__Data listing__:
+-------+
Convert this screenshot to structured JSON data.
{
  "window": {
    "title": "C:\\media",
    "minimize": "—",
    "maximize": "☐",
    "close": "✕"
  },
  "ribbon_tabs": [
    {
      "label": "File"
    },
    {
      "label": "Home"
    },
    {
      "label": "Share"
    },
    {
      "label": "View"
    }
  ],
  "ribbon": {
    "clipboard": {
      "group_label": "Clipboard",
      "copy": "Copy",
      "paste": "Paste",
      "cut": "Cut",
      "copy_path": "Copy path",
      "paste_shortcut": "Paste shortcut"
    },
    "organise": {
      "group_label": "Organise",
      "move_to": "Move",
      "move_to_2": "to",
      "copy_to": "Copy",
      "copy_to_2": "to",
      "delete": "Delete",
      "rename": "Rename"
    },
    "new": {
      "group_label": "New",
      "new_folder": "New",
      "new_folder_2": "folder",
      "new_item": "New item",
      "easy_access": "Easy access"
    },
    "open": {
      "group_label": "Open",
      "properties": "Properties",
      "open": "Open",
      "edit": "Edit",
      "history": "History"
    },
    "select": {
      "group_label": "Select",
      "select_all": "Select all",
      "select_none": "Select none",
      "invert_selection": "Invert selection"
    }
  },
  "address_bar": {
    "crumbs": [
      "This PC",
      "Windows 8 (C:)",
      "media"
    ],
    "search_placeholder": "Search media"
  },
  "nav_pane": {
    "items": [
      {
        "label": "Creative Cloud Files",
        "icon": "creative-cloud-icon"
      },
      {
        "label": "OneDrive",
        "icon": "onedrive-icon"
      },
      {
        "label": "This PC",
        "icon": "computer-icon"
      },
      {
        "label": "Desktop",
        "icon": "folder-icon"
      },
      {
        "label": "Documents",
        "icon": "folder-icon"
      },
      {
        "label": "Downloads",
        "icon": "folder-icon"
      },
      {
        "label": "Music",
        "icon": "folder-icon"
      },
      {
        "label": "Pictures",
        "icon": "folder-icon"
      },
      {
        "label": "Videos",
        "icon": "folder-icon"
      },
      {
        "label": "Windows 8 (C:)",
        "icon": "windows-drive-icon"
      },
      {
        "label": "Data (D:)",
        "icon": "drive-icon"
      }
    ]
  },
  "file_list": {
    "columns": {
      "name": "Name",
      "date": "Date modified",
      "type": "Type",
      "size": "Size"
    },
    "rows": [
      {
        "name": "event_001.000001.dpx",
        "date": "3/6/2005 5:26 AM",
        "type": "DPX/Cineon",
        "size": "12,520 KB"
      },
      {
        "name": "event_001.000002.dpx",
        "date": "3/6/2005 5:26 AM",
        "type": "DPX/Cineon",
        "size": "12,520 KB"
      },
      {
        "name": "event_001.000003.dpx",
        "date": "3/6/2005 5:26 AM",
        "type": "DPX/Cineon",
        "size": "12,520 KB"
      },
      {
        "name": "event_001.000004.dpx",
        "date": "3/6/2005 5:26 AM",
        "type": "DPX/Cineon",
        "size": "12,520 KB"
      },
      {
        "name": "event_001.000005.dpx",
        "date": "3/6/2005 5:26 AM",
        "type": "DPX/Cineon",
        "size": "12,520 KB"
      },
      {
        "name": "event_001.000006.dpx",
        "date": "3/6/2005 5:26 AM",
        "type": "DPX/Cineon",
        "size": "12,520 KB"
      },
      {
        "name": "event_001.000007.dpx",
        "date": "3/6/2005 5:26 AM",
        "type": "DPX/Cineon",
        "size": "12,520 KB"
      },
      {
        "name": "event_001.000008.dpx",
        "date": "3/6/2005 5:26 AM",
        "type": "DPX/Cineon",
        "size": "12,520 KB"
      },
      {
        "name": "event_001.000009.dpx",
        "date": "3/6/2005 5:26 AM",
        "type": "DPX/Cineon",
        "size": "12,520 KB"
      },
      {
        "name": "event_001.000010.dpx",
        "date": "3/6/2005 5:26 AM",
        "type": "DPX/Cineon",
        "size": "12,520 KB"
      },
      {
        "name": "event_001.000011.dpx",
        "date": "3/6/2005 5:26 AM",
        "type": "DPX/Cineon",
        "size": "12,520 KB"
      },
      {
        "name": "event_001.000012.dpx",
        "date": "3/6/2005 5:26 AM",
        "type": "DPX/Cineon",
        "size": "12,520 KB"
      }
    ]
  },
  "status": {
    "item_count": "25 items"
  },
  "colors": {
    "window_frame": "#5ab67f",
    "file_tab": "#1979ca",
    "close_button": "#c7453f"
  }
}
+-------+
__The task__:
Give back the whole listing, word for word.

__The result__:
Convert this screenshot to structured JSON data.
{
  "window": {
    "title": "C:\\media",
    "minimize": "—",
    "maximize": "☐",
    "close": "✕"
  },
  "ribbon_tabs": [
    {
      "label": "File"
    },
    {
      "label": "Home"
    },
    {
      "label": "Share"
    },
    {
      "label": "View"
    }
  ],
  "ribbon": {
    "clipboard": {
      "group_label": "Clipboard",
      "copy": "Copy",
      "paste": "Paste",
      "cut": "Cut",
      "copy_path": "Copy path",
      "paste_shortcut": "Paste shortcut"
    },
    "organise": {
      "group_label": "Organise",
      "move_to": "Move",
      "move_to_2": "to",
      "copy_to": "Copy",
      "copy_to_2": "to",
      "delete": "Delete",
      "rename": "Rename"
    },
    "new": {
      "group_label": "New",
      "new_folder": "New",
      "new_folder_2": "folder",
      "new_item": "New item",
      "easy_access": "Easy access"
    },
    "open": {
      "group_label": "Open",
      "properties": "Properties",
      "open": "Open",
      "edit": "Edit",
      "history": "History"
    },
    "select": {
      "group_label": "Select",
      "select_all": "Select all",
      "select_none": "Select none",
      "invert_selection": "Invert selection"
    }
  },
  "address_bar": {
    "crumbs": [
      "This PC",
      "Windows 8 (C:)",
      "media"
    ],
    "search_placeholder": "Search media"
  },
  "nav_pane": {
    "items": [
      {
        "label": "Creative Cloud Files",
        "icon": "creative-cloud-icon"
      },
      {
        "label": "OneDrive",
        "icon": "onedrive-icon"
      },
      {
        "label": "This PC",
        "icon": "computer-icon"
      },
      {
        "label": "Desktop",
        "icon": "folder-icon"
      },
      {
        "label": "Documents",
        "icon": "folder-icon"
      },
      {
        "label": "Downloads",
        "icon": "folder-icon"
      },
      {
        "label": "Music",
        "icon": "folder-icon"
      },
      {
        "label": "Pictures",
        "icon": "folder-icon"
      },
      {
        "label": "Videos",
        "icon": "folder-icon"
      },
      {
        "label": "Windows 8 (C:)",
        "icon": "windows-drive-icon"
      },
      {
        "label": "Data (D:)",
        "icon": "drive-icon"
      }
    ]
  },
  "file_list": {
    "columns": {
      "name": "Name",
      "date": "Date modified",
      "type": "Type",
      "size": "Size"
    },
    "rows": [
      {
        "name": "event_001.000001.dpx",
        "date": "3/6/2005 5:26 AM",
        "type": "DPX/Cineon",
        "size": "12,520 KB"
      },
      {
        "name": "event_001.000002.dpx",
        "date": "3/6/2005 5:26 AM",
        "type": "DPX/Cineon",
        "size": "12,520 KB"
      },
      {
        "name": "event_001.000003.dpx",
        "date": "3/6/2005 5:26 AM",
        "type": "DPX/Cineon",
        "size": "12,520 KB"
      },
      {
        "name": "event_001.000004.dpx",
        "date": "3/6/2005 5:26 AM",
        "type": "DPX/Cineon",
        "size": "12,520 KB"
      },
      {
        "name": "event_001.000005.dpx",
        "date": "3/6/2005 5:26 AM",
        "type": "DPX/Cineon",
        "size": "12,520 KB"
      },
      {
        "name": "event_001.000006.dpx",
        "date": "3/6/2005 5:26 AM",
        "type": "DPX/Cineon",
        "size": "12,520 KB"
      },
      {
        "name": "event_001.000007.dpx",
        "date": "3/6/2005 5:26 AM",
        "type": "DPX/Cineon",
        "size": "12,520 KB"
      },
      {
        "name": "event_001.000008.dpx",
        "date": "3/6/2005 5:26 AM",
        "type": "DPX/Cineon",
        "size": "12,520 KB"
      },
      {
        "name": "event_001.000009.dpx",
        "date": "3/6/2005 5:26 AM",
        "type": "DPX/Cineon",
        "size": "12,520 KB"
      },
      {
        "name": "event_001.000010.dpx",
        "date": "3/6/2005 5:26 AM",
        "type": "DPX/Cineon",
        "size": "12,520 KB"
      },
      {
        "name": "event_001.000011.dpx",
        "date": "3/6/2005 5:26 AM",
        "type": "DPX/Cineon",
        "size": "12,520 KB"
      },
      {
        "name": "event_001.000012.dpx",
        "date": "3/6/2005 5:26 AM",
        "type": "DPX/Cineon",
        "size": "12,520 KB"
      }
    ]
  },
  "status": {
    "item_count": "25 items"
  },
  "colors": {
    "window_frame": "#5ab67f",
    "file_tab": "#1979ca",
    "close_button": "#c7453f"
  }
}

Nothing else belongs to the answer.